▸ **Task**:
Render the material again word for word, skipping the pictures in it.

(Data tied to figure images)
◇ ◇ ◇
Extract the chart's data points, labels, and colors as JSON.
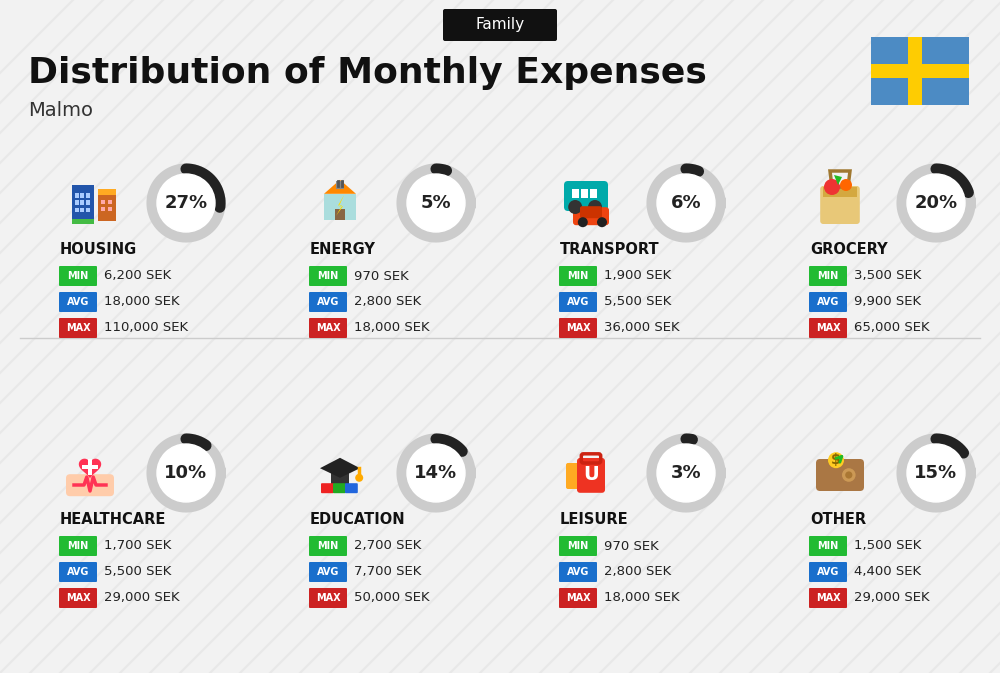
{
  "title": "Distribution of Monthly Expenses",
  "subtitle": "Malmo",
  "family_label": "Family",
  "background_color": "#f2f2f2",
  "categories": [
    {
      "name": "HOUSING",
      "percent": 27,
      "min": "6,200 SEK",
      "avg": "18,000 SEK",
      "max": "110,000 SEK",
      "row": 0,
      "col": 0
    },
    {
      "name": "ENERGY",
      "percent": 5,
      "min": "970 SEK",
      "avg": "2,800 SEK",
      "max": "18,000 SEK",
      "row": 0,
      "col": 1
    },
    {
      "name": "TRANSPORT",
      "percent": 6,
      "min": "1,900 SEK",
      "avg": "5,500 SEK",
      "max": "36,000 SEK",
      "row": 0,
      "col": 2
    },
    {
      "name": "GROCERY",
      "percent": 20,
      "min": "3,500 SEK",
      "avg": "9,900 SEK",
      "max": "65,000 SEK",
      "row": 0,
      "col": 3
    },
    {
      "name": "HEALTHCARE",
      "percent": 10,
      "min": "1,700 SEK",
      "avg": "5,500 SEK",
      "max": "29,000 SEK",
      "row": 1,
      "col": 0
    },
    {
      "name": "EDUCATION",
      "percent": 14,
      "min": "2,700 SEK",
      "avg": "7,700 SEK",
      "max": "50,000 SEK",
      "row": 1,
      "col": 1
    },
    {
      "name": "LEISURE",
      "percent": 3,
      "min": "970 SEK",
      "avg": "2,800 SEK",
      "max": "18,000 SEK",
      "row": 1,
      "col": 2
    },
    {
      "name": "OTHER",
      "percent": 15,
      "min": "1,500 SEK",
      "avg": "4,400 SEK",
      "max": "29,000 SEK",
      "row": 1,
      "col": 3
    }
  ],
  "min_color": "#22bb33",
  "avg_color": "#1a6fcc",
  "max_color": "#cc2222",
  "arc_color_filled": "#222222",
  "arc_color_bg": "#cccccc",
  "title_color": "#111111",
  "subtitle_color": "#333333",
  "family_bg": "#111111",
  "family_text": "#ffffff",
  "sweden_blue": "#4C8BC4",
  "sweden_yellow": "#FECC02"
}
◇ ◇ ◇
▸ **Solved exercise**:
Extract the chart's data points, labels, and colors as JSON.
{
  "title": "Distribution of Monthly Expenses",
  "subtitle": "Malmo",
  "family_label": "Family",
  "background_color": "#f2f2f2",
  "categories": [
    {
      "name": "HOUSING",
      "percent": 27,
      "min": "6,200 SEK",
      "avg": "18,000 SEK",
      "max": "110,000 SEK",
      "row": 0,
      "col": 0
    },
    {
      "name": "ENERGY",
      "percent": 5,
      "min": "970 SEK",
      "avg": "2,800 SEK",
      "max": "18,000 SEK",
      "row": 0,
      "col": 1
    },
    {
      "name": "TRANSPORT",
      "percent": 6,
      "min": "1,900 SEK",
      "avg": "5,500 SEK",
      "max": "36,000 SEK",
      "row": 0,
      "col": 2
    },
    {
      "name": "GROCERY",
      "percent": 20,
      "min": "3,500 SEK",
      "avg": "9,900 SEK",
      "max": "65,000 SEK",
      "row": 0,
      "col": 3
    },
    {
      "name": "HEALTHCARE",
      "percent": 10,
      "min": "1,700 SEK",
      "avg": "5,500 SEK",
      "max": "29,000 SEK",
      "row": 1,
      "col": 0
    },
    {
      "name": "EDUCATION",
      "percent": 14,
      "min": "2,700 SEK",
      "avg": "7,700 SEK",
      "max": "50,000 SEK",
      "row": 1,
      "col": 1
    },
    {
      "name": "LEISURE",
      "percent": 3,
      "min": "970 SEK",
      "avg": "2,800 SEK",
      "max": "18,000 SEK",
      "row": 1,
      "col": 2
    },
    {
      "name": "OTHER",
      "percent": 15,
      "min": "1,500 SEK",
      "avg": "4,400 SEK",
      "max": "29,000 SEK",
      "row": 1,
      "col": 3
    }
  ],
  "min_color": "#22bb33",
  "avg_color": "#1a6fcc",
  "max_color": "#cc2222",
  "arc_color_filled": "#222222",
  "arc_color_bg": "#cccccc",
  "title_color": "#111111",
  "subtitle_color": "#333333",
  "family_bg": "#111111",
  "family_text": "#ffffff",
  "sweden_blue": "#4C8BC4",
  "sweden_yellow": "#FECC02"
}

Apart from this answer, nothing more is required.